=== TEXTE SOURCE ===
Hervé Donnezan, le photographe catalan, se souvient du chaleureux accueil que lui fit Yves Dejardin quand il intégra l’équipe des photographes diffusés par Rapho. Philippe Charliat, directeur artistique du Point se souvient qu’au « moment de la création de l’hebdomadaire Claude Imbert cherchait quelqu’un pour le service photo, et ce fut Yves. Je crois que Manuel Bidermanas est arrivé un peu plus tard. » Kathleen Grosset très émue d’apprendre la disparition de Dejardin se souvient que « mon père l’appréciait beaucoup. Je ne travaillais pas encore à l’agence, mais je me souviens très bien de lui. Un homme très agréable, souriant. » Chantal Soler qui l’a fréquenté « surtout au Point » car il faisait travailler en commande les photographes de l’agence.
Il a signé ma première garantie
En avril 1973, les ouvriers de Peugeot à Saint-Etienne sont en grève avec occupation. A l’époque, je fais partie du collectif de photographes Boojum Consort qui traite l’actualité sociale pour la presse de gauche et d’extrême gauche. Cette semaine-là, je suis « de vente », c’est-à-dire que je vais dans les rédactions avec ma mobylette et un paquet de photos qui ont été développées et tirées dans la nuit. J’arrive au service photo du Point et en entrant, j’entends Yves Dejardin qui cherche au téléphone une place pour un photographe dans un avion pour Saint-Etienne. J’ai justement dans ma sacoche les photos faites hier par Danielle Guardiola ! Je le dis à Manuel Bidermanas qui regarde les épreuves, en sélectionne quatre ou cinq et me demande : « Combien ? » C’est la première fois qu’on me pose cette question. Comme mes camarades du Boojum, je n’ai aucune pratique des « garanties de publication ». A tout hasard, je dis 1500 francs (1350 €/2020) ce qui est, à l’époque, pour nous une somme énorme. Nous vendons les photos le plus souvent 50 francs (45 €/2020) ! L’affaire se conclut ainsi et nous convenons que Le Point paiera 20 francs chaque épreuve laissée en dépôt ! Autre temps, autres mœurs.
=== DONNÉES EXTRAITES ===
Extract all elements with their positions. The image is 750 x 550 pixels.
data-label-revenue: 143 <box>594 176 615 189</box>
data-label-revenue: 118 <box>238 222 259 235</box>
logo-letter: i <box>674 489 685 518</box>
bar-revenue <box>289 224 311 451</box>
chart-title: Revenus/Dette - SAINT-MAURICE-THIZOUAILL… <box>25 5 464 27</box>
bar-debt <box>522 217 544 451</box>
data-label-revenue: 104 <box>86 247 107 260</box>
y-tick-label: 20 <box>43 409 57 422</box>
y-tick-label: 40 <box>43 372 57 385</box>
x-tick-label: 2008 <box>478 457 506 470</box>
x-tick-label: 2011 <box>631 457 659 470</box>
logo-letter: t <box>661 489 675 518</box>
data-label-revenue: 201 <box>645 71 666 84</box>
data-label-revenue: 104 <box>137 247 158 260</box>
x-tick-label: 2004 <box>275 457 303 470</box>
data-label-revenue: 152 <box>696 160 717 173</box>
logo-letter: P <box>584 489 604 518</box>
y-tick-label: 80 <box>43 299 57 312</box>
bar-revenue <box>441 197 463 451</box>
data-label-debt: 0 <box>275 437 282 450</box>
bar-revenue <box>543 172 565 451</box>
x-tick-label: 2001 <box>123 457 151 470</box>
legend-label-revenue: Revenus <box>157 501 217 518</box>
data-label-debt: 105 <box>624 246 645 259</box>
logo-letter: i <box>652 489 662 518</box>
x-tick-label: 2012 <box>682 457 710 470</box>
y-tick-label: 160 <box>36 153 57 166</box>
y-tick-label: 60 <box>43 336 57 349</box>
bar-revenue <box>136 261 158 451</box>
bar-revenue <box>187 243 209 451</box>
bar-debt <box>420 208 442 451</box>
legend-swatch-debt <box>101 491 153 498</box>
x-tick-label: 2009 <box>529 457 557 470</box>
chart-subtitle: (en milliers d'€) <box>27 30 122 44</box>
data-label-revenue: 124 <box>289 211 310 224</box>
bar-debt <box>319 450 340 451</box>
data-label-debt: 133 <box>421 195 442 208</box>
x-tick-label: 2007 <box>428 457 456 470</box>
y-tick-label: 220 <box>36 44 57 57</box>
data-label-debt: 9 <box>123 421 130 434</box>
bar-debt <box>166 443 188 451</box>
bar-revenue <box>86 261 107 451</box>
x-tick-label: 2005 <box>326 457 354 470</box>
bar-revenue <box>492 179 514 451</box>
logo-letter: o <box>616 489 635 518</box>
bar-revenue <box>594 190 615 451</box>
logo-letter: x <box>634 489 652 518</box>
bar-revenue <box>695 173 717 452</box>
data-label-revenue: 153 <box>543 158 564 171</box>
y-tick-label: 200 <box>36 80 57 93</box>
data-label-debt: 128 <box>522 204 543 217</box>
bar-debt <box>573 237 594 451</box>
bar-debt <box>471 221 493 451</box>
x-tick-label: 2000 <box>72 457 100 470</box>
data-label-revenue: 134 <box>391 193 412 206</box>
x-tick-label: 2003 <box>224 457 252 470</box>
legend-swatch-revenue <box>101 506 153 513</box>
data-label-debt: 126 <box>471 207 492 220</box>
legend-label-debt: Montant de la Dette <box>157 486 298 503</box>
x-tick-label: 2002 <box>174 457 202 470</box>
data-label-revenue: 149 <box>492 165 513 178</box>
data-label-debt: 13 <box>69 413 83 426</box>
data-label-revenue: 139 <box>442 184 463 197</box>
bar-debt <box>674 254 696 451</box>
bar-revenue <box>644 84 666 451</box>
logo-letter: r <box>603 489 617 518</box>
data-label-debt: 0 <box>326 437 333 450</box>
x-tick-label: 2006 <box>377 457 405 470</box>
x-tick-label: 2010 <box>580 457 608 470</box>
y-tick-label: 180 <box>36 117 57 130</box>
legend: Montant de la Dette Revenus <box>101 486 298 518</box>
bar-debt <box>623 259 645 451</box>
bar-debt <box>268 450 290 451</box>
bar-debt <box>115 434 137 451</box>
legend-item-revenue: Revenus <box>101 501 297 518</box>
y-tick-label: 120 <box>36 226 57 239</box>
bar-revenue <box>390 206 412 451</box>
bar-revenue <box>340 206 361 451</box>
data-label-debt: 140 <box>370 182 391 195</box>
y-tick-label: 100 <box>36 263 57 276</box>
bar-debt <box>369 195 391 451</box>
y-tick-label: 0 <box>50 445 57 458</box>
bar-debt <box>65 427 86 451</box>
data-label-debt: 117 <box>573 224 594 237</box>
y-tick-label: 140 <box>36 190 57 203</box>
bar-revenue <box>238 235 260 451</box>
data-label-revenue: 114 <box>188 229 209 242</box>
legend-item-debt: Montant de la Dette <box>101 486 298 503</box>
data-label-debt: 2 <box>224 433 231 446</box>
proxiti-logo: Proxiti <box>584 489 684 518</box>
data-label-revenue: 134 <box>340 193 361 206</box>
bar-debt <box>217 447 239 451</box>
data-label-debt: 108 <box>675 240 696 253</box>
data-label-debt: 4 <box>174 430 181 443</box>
===
● **CONSIGNE A**:
Selon le texte source consacré à Yves Dejardin, pourquoi la somme de 1500 francs représentait-elle alors un montant énorme pour le collectif Boojum Consort ? Répondez en une à trois phrases.
● **CONSIGNE B**:
Reprenez le texte source consacré à Yves Dejardin à la suite de sa dernière phrase, « Autre temps, autres mœurs. »

● **ZONE DE RÉPONSE A**:
À l'époque, le collectif Boojum Consort vendait ses photos le plus souvent 50 francs (45 €/2020). Les 1500 francs (1350 €/2020) demandés au Point étaient donc une somme énorme pour ses membres.

● **ZONE DE RÉPONSE B**:
Vingt ans plus tard, les mœurs ont changé. « Un jour nous avons eu un meeting de la rédaction dans un grand hôtel avec le nouveau directeur artistique du journal. Le gars, dont je préfère oublier le nom, n’est pas tendre. » se souvient Manuel Bidermanas. « Yves était furieux et est allé voir Claude Imbert pour lui dire qu’il ne trouvait pas normal de se faire traiter ainsi, et il a été licencié. Il en été très contrarié et en voulu à Claude Imbert. On était en 1992, 1993, je suis parti aussi. Pas par soutien à Yves, mais contrairement à lui, je savais que la fête était finie ! »
Après Le Point, Yves Dejardin a fait quelques piges puis a quitté Paris. Il a exposé quelques-unes de ses œuvres, des dessins, de la gravure, et naturellement quelques toiles. « Mes techniques de gravure de prédilection sont la taille-douce et la pointe sèche » expliquait-il à La Provence « J’essaie de vous faire partager mon plaisir par une méthode à deux branches : la taille-douce et l’eau-forte, toutes deux sur plaques de métal, zinc ou cuivre. »
Michel Puech
A l’œil adresse ses chaleureuses condoléances à ses quatre fils : Mathias, journaliste au Point, Thomas qui travaille à l’agence AKG Images, Yann photographe, Alexandre avocat et à Dominique l’épouse d’Yves, ainsi qu’à toute sa famille et ses amis.
[1] Yves Dejardin (France, Orléans, 1er décembre 1939 – Queaux (Vienne), vendredi 26 février 2021), peintre, puis vendeur à l’agence Rapho, devenu journaliste en entrant au Point est titulaire de la CCIJP n°32 244.
[2] Manuel Bidermanas, entretien téléphonique le 4 mars 2021
[3] Ghislain Dussart (France, Bagnères-de-Bigorre, 9 décembre 1924 – Saint Tropez, 1er juin 1996) est un photographe diffusé par l’agence Rapho et artiste peintre.